=== WRITTEN REQUEST ===
Your task is to quote exactly the run of lines that starts at the line containing "Enumerate this screenshot's" and ends at the line containing "Convert this screenshot", including both.

=== INFORMATION SUPPLIED ===

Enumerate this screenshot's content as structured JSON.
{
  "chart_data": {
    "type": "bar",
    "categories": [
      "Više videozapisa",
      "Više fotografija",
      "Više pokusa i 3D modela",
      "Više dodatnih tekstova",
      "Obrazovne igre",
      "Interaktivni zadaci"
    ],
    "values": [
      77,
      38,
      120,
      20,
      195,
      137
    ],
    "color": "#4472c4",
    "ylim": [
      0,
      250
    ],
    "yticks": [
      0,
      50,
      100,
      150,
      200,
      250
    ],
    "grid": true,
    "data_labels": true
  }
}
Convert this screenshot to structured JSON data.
* * *
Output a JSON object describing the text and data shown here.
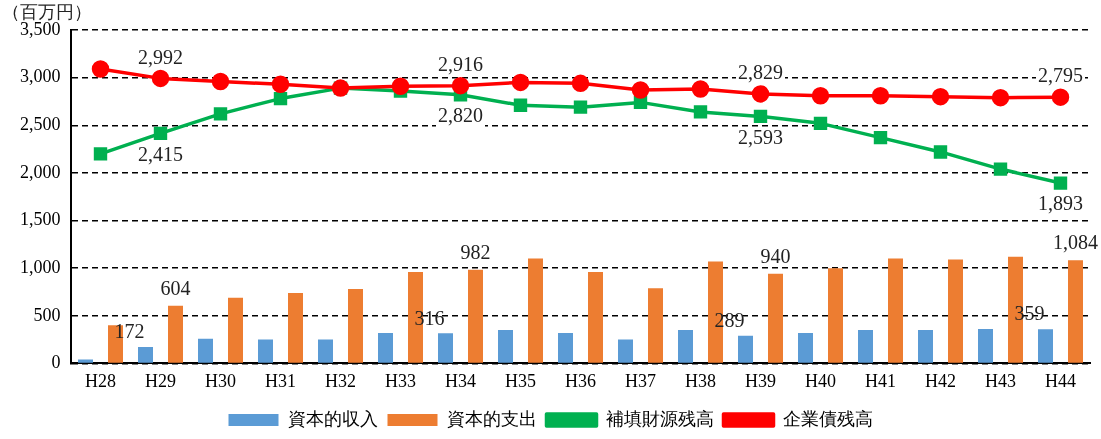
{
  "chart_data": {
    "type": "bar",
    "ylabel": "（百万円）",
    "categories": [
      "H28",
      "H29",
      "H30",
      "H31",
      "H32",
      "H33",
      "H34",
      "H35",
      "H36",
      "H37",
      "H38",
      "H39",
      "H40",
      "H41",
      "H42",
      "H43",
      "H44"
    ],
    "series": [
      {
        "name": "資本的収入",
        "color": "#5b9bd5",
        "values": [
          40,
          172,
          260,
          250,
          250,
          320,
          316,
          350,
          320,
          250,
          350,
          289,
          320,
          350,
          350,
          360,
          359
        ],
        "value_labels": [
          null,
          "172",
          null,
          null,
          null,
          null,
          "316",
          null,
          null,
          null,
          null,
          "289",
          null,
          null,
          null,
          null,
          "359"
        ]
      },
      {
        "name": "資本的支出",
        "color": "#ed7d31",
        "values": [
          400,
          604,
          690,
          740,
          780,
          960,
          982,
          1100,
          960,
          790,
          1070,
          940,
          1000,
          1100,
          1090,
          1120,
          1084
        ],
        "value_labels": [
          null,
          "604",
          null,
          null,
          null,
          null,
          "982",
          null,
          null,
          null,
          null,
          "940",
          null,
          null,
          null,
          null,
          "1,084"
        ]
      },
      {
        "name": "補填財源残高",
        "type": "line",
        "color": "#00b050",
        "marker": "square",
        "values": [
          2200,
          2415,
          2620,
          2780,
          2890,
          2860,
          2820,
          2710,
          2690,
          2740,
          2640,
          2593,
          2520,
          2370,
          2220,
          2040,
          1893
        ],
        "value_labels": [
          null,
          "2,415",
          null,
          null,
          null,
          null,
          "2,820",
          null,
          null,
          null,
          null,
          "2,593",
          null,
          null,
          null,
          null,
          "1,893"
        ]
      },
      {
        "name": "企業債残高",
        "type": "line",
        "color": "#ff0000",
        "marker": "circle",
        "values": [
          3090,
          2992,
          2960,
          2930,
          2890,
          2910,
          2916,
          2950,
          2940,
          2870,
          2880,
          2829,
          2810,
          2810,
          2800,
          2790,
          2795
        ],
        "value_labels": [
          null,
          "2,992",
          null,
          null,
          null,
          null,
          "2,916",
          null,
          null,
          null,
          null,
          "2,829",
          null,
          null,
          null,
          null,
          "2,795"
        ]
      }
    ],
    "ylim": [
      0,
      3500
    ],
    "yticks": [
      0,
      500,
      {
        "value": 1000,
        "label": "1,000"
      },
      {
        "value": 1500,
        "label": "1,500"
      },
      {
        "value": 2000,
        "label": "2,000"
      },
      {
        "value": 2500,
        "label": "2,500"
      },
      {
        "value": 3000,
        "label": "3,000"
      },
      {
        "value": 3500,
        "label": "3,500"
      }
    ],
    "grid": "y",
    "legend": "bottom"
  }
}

=== THE SOLUTION ===
Enumerate this screenshot's content as structured JSON.
{
  "chart_data": {
    "type": "bar",
    "categories": [
      "Više videozapisa",
      "Više fotografija",
      "Više pokusa i 3D modela",
      "Više dodatnih tekstova",
      "Obrazovne igre",
      "Interaktivni zadaci"
    ],
    "values": [
      77,
      38,
      120,
      20,
      195,
      137
    ],
    "color": "#4472c4",
    "ylim": [
      0,
      250
    ],
    "yticks": [
      0,
      50,
      100,
      150,
      200,
      250
    ],
    "grid": true,
    "data_labels": true
  }
}
Convert this screenshot to structured JSON data.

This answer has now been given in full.